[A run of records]
* * * *
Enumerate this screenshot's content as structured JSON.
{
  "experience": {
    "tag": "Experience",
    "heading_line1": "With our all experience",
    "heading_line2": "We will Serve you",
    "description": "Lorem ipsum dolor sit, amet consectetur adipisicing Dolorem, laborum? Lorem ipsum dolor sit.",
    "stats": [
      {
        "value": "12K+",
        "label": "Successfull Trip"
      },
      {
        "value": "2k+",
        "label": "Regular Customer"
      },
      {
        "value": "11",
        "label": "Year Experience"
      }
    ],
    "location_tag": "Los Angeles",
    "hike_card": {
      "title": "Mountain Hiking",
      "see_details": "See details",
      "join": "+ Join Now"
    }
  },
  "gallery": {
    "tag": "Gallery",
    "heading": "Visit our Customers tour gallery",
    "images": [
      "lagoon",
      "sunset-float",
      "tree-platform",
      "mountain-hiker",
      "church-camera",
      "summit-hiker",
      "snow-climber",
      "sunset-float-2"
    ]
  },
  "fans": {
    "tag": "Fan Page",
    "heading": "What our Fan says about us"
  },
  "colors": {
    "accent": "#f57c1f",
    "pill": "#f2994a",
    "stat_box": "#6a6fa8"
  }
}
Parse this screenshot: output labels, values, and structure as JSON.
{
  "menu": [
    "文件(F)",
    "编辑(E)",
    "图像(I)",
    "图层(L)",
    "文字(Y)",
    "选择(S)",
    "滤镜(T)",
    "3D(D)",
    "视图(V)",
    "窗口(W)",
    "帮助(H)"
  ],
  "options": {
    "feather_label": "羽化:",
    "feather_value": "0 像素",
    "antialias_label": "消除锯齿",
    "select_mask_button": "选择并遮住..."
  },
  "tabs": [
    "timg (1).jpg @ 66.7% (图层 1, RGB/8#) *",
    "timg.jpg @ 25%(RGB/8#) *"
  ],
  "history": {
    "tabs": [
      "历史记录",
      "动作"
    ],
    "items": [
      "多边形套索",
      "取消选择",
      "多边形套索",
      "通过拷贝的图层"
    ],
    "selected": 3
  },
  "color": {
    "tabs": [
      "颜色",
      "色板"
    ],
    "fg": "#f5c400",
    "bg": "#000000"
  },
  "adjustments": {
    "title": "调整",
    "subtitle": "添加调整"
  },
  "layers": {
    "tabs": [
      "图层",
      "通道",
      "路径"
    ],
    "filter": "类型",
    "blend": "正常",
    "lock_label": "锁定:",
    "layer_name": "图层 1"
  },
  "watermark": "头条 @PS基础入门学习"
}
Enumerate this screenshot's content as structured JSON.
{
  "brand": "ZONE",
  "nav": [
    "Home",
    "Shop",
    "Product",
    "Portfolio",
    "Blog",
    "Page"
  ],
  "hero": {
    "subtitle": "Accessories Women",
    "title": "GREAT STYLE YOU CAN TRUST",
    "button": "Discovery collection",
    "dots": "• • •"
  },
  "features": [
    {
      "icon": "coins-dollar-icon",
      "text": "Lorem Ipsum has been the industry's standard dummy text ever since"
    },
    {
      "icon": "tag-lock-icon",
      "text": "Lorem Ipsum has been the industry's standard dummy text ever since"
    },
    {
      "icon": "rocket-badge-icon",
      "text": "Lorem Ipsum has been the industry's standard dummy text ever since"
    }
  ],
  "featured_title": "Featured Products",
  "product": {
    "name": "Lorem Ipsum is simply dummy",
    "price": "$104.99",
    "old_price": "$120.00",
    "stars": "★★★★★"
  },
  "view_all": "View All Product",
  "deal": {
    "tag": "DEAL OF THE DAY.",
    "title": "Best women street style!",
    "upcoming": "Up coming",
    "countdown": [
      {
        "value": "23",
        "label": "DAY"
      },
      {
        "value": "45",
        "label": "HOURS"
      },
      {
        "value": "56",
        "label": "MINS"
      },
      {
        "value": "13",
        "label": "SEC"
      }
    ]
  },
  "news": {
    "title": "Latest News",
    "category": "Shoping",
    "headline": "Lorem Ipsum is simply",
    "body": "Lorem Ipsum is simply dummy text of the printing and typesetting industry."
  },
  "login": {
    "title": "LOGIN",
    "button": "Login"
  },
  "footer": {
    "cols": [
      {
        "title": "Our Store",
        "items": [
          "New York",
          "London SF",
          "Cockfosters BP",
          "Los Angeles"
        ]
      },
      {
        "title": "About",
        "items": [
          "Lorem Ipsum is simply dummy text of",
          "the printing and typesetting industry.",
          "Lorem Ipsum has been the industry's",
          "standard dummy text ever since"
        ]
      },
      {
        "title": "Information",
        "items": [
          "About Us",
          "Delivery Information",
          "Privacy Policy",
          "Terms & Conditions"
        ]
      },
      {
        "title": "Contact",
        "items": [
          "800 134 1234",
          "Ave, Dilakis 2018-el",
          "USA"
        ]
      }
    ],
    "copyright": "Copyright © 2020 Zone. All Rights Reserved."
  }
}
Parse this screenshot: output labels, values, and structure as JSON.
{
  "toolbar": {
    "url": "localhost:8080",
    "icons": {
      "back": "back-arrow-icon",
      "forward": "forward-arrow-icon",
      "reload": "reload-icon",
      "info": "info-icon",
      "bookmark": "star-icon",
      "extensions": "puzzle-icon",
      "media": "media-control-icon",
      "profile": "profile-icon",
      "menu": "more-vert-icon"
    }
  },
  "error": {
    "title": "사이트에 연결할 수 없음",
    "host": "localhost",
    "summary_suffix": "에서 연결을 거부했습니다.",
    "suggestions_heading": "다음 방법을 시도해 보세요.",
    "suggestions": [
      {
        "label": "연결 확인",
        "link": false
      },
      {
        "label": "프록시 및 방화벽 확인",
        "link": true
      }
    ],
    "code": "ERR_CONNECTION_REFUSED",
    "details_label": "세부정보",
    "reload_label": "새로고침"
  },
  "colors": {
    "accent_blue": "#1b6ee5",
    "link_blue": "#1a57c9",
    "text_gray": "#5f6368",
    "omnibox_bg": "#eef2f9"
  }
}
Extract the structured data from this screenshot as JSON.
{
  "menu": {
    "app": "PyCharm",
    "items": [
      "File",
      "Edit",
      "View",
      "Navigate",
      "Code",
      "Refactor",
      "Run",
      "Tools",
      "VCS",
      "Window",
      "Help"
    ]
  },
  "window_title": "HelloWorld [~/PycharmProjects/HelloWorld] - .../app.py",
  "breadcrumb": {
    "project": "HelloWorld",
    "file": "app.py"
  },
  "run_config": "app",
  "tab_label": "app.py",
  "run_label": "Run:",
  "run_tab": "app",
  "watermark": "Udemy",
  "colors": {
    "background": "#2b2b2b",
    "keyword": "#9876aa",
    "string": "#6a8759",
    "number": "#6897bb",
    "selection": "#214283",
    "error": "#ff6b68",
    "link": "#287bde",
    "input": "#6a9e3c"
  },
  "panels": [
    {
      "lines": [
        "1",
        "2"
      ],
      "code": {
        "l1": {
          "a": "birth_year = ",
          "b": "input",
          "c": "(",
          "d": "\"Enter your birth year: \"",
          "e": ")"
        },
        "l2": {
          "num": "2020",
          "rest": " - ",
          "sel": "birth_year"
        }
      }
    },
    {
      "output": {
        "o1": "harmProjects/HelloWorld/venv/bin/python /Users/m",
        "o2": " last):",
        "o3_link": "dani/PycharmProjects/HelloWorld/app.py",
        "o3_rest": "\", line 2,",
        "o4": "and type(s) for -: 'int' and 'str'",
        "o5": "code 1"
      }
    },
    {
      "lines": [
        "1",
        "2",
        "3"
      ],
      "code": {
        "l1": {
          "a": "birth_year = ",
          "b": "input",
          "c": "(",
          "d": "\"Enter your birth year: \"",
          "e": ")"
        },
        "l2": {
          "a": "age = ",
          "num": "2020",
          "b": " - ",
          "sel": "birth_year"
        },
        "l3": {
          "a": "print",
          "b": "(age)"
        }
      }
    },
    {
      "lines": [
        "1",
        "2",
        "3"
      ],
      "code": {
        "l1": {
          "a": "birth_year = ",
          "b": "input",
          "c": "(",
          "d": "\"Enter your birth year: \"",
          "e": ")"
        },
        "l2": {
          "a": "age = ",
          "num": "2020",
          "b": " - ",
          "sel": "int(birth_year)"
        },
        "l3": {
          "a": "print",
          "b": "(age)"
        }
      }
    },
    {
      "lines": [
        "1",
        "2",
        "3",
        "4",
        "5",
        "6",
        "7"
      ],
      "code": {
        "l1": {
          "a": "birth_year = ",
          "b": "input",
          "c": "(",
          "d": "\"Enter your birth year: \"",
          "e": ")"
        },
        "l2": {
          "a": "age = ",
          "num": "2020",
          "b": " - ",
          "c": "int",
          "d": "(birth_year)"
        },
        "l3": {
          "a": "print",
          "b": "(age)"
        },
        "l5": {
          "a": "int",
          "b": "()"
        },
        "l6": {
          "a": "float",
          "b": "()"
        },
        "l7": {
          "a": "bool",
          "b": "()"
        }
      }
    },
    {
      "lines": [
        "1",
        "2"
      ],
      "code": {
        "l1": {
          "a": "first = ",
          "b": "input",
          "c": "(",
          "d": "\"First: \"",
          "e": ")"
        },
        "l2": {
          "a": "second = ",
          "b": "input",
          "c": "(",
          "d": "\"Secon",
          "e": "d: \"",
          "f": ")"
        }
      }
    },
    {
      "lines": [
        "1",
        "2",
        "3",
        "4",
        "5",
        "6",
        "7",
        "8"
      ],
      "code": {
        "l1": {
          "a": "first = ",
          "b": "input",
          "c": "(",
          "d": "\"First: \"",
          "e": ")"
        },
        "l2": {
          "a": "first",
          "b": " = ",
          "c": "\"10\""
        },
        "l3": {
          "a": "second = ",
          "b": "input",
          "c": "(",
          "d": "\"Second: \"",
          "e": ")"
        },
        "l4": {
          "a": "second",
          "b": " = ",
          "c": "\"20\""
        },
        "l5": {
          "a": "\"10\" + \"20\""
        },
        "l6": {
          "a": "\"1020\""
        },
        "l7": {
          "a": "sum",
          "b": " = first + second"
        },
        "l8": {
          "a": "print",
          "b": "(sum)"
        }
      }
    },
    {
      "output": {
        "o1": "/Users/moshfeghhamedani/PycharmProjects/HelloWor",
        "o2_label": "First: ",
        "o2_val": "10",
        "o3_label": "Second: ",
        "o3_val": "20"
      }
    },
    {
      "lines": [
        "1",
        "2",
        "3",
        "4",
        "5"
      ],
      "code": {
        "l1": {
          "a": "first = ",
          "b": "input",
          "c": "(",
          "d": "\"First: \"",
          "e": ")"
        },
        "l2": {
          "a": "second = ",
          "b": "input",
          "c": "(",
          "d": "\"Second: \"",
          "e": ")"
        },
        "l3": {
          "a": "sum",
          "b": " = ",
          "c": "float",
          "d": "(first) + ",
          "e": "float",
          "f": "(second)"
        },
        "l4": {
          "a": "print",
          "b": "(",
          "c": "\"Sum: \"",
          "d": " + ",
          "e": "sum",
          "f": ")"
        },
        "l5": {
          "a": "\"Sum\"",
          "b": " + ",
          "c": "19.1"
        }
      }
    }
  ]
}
* * * *
Description of the task
Take every line that includes the string "Information" and copy it.

Output
        "title": "Information",
          "Delivery Information",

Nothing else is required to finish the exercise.